Your objective:
Output all the entries word for word. Omit the pictures.

Material shown:
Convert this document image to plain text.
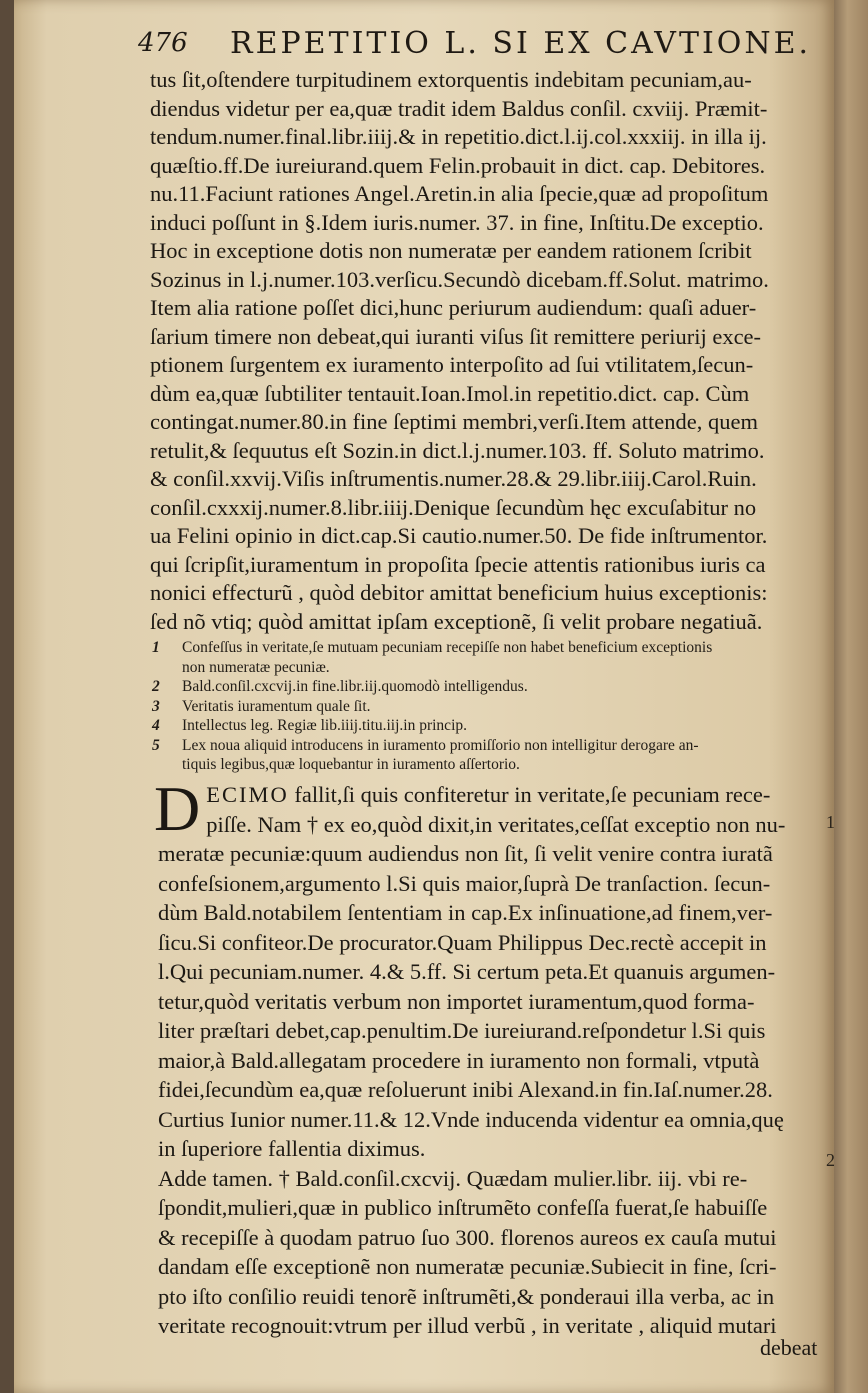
476 REPETITIO L. SI EX CAVTIONE.
tus ſit,oſtendere turpitudinem extorquentis indebitam pecuniam,au-
diendus videtur per ea,quæ tradit idem Baldus conſil. cxviij. Præmit-
tendum.numer.final.libr.iiij.& in repetitio.dict.l.ij.col.xxxiij. in illa ij.
quæſtio.ff.De iureiurand.quem Felin.probauit in dict. cap. Debitores.
nu.11.Faciunt rationes Angel.Aretin.in alia ſpecie,quæ ad propoſitum
induci poſſunt in §.Idem iuris.numer. 37. in fine, Inſtitu.De exceptio.
Hoc in exceptione dotis non numeratæ per eandem rationem ſcribit
Sozinus in l.j.numer.103.verſicu.Secundò dicebam.ff.Solut. matrimo.
Item alia ratione poſſet dici,hunc periurum audiendum: quaſi aduer-
ſarium timere non debeat,qui iuranti viſus ſit remittere periurij exce-
ptionem ſurgentem ex iuramento interpoſito ad ſui vtilitatem,ſecun-
dùm ea,quæ ſubtiliter tentauit.Ioan.Imol.in repetitio.dict. cap. Cùm
contingat.numer.80.in fine ſeptimi membri,verſi.Item attende, quem
retulit,& ſequutus eſt Sozin.in dict.l.j.numer.103. ff. Soluto matrimo.
& conſil.xxvij.Viſis inſtrumentis.numer.28.& 29.libr.iiij.Carol.Ruin.
conſil.cxxxij.numer.8.libr.iiij.Denique ſecundùm hęc excuſabitur no
ua Felini opinio in dict.cap.Si cautio.numer.50. De fide inſtrumentor.
qui ſcripſit,iuramentum in propoſita ſpecie attentis rationibus iuris ca
nonici effecturũ , quòd debitor amittat beneficium huius exceptionis:
ſed nõ vtiq; quòd amittat ipſam exceptionẽ, ſi velit probare negatiuã.
1 Confeſſus in veritate,ſe mutuam pecuniam recepiſſe non habet beneficium exceptionis
non numeratæ pecuniæ.
2 Bald.conſil.cxcvij.in fine.libr.iij.quomodò intelligendus.
3 Veritatis iuramentum quale ſit.
4 Intellectus leg. Regiæ lib.iiij.titu.iij.in princip.
5 Lex noua aliquid introducens in iuramento promiſſorio non intelligitur derogare an-
tiquis legibus,quæ loquebantur in iuramento aſſertorio.
D ECIMO fallit,ſi quis confiteretur in veritate,ſe pecuniam rece-
piſſe. Nam † ex eo,quòd dixit,in veritates,ceſſat exceptio non nu-
meratæ pecuniæ:quum audiendus non ſit, ſi velit venire contra iuratã
confeſsionem,argumento l.Si quis maior,ſuprà De tranſaction. ſecun-
dùm Bald.notabilem ſententiam in cap.Ex inſinuatione,ad finem,ver-
ſicu.Si confiteor.De procurator.Quam Philippus Dec.rectè accepit in
l.Qui pecuniam.numer. 4.& 5.ff. Si certum peta.Et quanuis argumen-
tetur,quòd veritatis verbum non importet iuramentum,quod forma-
liter præſtari debet,cap.penultim.De iureiurand.reſpondetur l.Si quis
maior,à Bald.allegatam procedere in iuramento non formali, vtputà
fidei,ſecundùm ea,quæ reſoluerunt inibi Alexand.in fin.Iaſ.numer.28.
Curtius Iunior numer.11.& 12.Vnde inducenda videntur ea omnia,quę
in ſuperiore fallentia diximus.
Adde tamen. † Bald.conſil.cxcvij. Quædam mulier.libr. iij. vbi re-
ſpondit,mulieri,quæ in publico inſtrumẽto confeſſa fuerat,ſe habuiſſe
& recepiſſe à quodam patruo ſuo 300. florenos aureos ex cauſa mutui
dandam eſſe exceptionẽ non numeratæ pecuniæ.Subiecit in fine, ſcri-
pto iſto conſilio reuidi tenorẽ inſtrumẽti,& ponderaui illa verba, ac in
veritate recognouit:vtrum per illud verbũ , in veritate , aliquid mutari
1
2
debeat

Written reply:
Convert this document image to plain text.
476 REPETITIO L. SI EX CAVTIONE.
tus ſit,oſtendere turpitudinem extorquentis indebitam pecuniam,au-
diendus videtur per ea,quæ tradit idem Baldus conſil. cxviij. Præmit-
tendum.numer.final.libr.iiij.& in repetitio.dict.l.ij.col.xxxiij. in illa ij.
quæſtio.ff.De iureiurand.quem Felin.probauit in dict. cap. Debitores.
nu.11.Faciunt rationes Angel.Aretin.in alia ſpecie,quæ ad propoſitum
induci poſſunt in §.Idem iuris.numer. 37. in fine, Inſtitu.De exceptio.
Hoc in exceptione dotis non numeratæ per eandem rationem ſcribit
Sozinus in l.j.numer.103.verſicu.Secundò dicebam.ff.Solut. matrimo.
Item alia ratione poſſet dici,hunc periurum audiendum: quaſi aduer-
ſarium timere non debeat,qui iuranti viſus ſit remittere periurij exce-
ptionem ſurgentem ex iuramento interpoſito ad ſui vtilitatem,ſecun-
dùm ea,quæ ſubtiliter tentauit.Ioan.Imol.in repetitio.dict. cap. Cùm
contingat.numer.80.in fine ſeptimi membri,verſi.Item attende, quem
retulit,& ſequutus eſt Sozin.in dict.l.j.numer.103. ff. Soluto matrimo.
& conſil.xxvij.Viſis inſtrumentis.numer.28.& 29.libr.iiij.Carol.Ruin.
conſil.cxxxij.numer.8.libr.iiij.Denique ſecundùm hęc excuſabitur no
ua Felini opinio in dict.cap.Si cautio.numer.50. De fide inſtrumentor.
qui ſcripſit,iuramentum in propoſita ſpecie attentis rationibus iuris ca
nonici effecturũ , quòd debitor amittat beneficium huius exceptionis:
ſed nõ vtiq; quòd amittat ipſam exceptionẽ, ſi velit probare negatiuã.
1 Confeſſus in veritate,ſe mutuam pecuniam recepiſſe non habet beneficium exceptionis
non numeratæ pecuniæ.
2 Bald.conſil.cxcvij.in fine.libr.iij.quomodò intelligendus.
3 Veritatis iuramentum quale ſit.
4 Intellectus leg. Regiæ lib.iiij.titu.iij.in princip.
5 Lex noua aliquid introducens in iuramento promiſſorio non intelligitur derogare an-
tiquis legibus,quæ loquebantur in iuramento aſſertorio.
D ECIMO fallit,ſi quis confiteretur in veritate,ſe pecuniam rece-
piſſe. Nam † ex eo,quòd dixit,in veritates,ceſſat exceptio non nu-
meratæ pecuniæ:quum audiendus non ſit, ſi velit venire contra iuratã
confeſsionem,argumento l.Si quis maior,ſuprà De tranſaction. ſecun-
dùm Bald.notabilem ſententiam in cap.Ex inſinuatione,ad finem,ver-
ſicu.Si confiteor.De procurator.Quam Philippus Dec.rectè accepit in
l.Qui pecuniam.numer. 4.& 5.ff. Si certum peta.Et quanuis argumen-
tetur,quòd veritatis verbum non importet iuramentum,quod forma-
liter præſtari debet,cap.penultim.De iureiurand.reſpondetur l.Si quis
maior,à Bald.allegatam procedere in iuramento non formali, vtputà
fidei,ſecundùm ea,quæ reſoluerunt inibi Alexand.in fin.Iaſ.numer.28.
Curtius Iunior numer.11.& 12.Vnde inducenda videntur ea omnia,quę
in ſuperiore fallentia diximus.
Adde tamen. † Bald.conſil.cxcvij. Quædam mulier.libr. iij. vbi re-
ſpondit,mulieri,quæ in publico inſtrumẽto confeſſa fuerat,ſe habuiſſe
& recepiſſe à quodam patruo ſuo 300. florenos aureos ex cauſa mutui
dandam eſſe exceptionẽ non numeratæ pecuniæ.Subiecit in fine, ſcri-
pto iſto conſilio reuidi tenorẽ inſtrumẽti,& ponderaui illa verba, ac in
veritate recognouit:vtrum per illud verbũ , in veritate , aliquid mutari
1
2
debeat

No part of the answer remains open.